Regarding college enrollment, there seems to be a growing trend. Perhaps we should call it a shrinking trend because fewer students are going to college. From 2008 to 2013, the percentage of students enrolling into college went from 69% to 66%.

From fall 2015 to fall 2017, the total percentage points has fallen 4.3% (about 500,000 students).

Image from National Student Clearinghouse Research Center.

If that’s news to you, then you’re in good company. It was news to me. After conducting a thorough investigation into the student loan debt crisis last year, I noticed the exponential debt increase year-over-year. It led me to believe that more students were attending college. This is not the case. College is simply getting more expensive (that’s not news to anyone).

These enrollment numbers show that the idea that everyone is going to college is far from true. It also proves that the sentiment that everyone should go to college isn’t getting through, which is a good thing.

Is going to college a bad idea? Yes. For far too many Americans, the answer is an absolute yes.

I’m certain plenty are decrying this statement and covering the eyes of their children. But if anyone should read this, it should be those children and those parents.

THE RISK OF GOING TO COLLEGE

For too many kids, college has become a crutch they believe they can lean on forever, when in fact they might be able to lean on it throughout the duration of their college tenure (about four or five years—a far cry from forever).

Many high school students think they simply need to get out of high school and go to college, rather than focus on becoming smart while in high school and then possibly going to college. There is a sentiment that college is where the learning really takes place. But if students are graduating from high school, having shown little to no interest in learning, then college won’t remedy that. College does not create a desire for learning; it just offers students more classes to sleep through, skip, or fail, but with a high price tag attached to it.

HOW COLLEGE STACKS AGAINST STUDENTS

The requirement for learning starts very young. Very young. If kids are only starting to learn when they arrive in kindergarten or first grade, then they are way behind the rest of the students who started beforehand and no amount of federal programs, like No Child Left Behind, is going to help the situation. It is a disjointed system that enters every classroom and anyone who thinks it will help to demand more from the teachers is only fooling themselves.

--- TO-DO LIST ---
A - Retype the part of the college enrollment piece from "From fall 2015" to "Clearinghouse Research Center.".
B - Answer these questions using the college enrollment piece:
(i) From 2008 to 2013, the percentage of students enrolling in college went from what figure to what figure?
(ii) By how much did the total percentage fall from fall 2015 to fall 2017, and about how many students does that represent?
(iii) Which federal program does the piece name?
C - List every year that the college enrollment piece gives as a number.

--- SUPPLIED MATERIAL ---
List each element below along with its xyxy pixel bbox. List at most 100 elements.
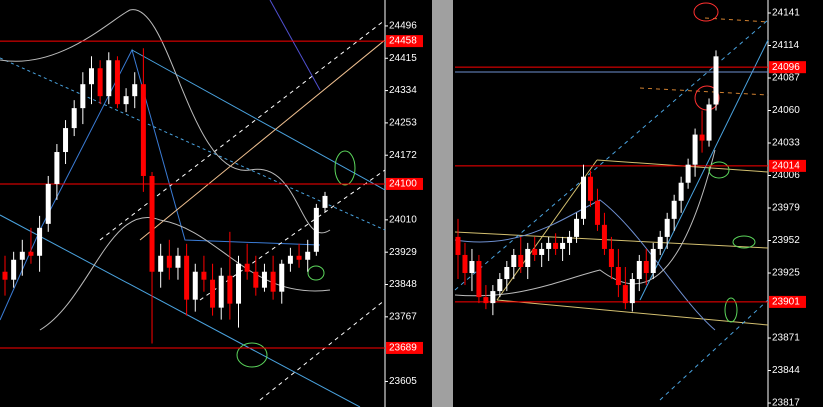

--- SOLUTIONS PER TASK ---
A -
From fall 2015 to fall 2017, the total percentage points has fallen 4.3% (about 500,000 students).

Image from National Student Clearinghouse Research Center.

B -
(i) From 69% to 66%.
(ii) It fell 4.3%, or about 500,000 students.
(iii) No Child Left Behind.

C - 2008, 2013, 2015, 2017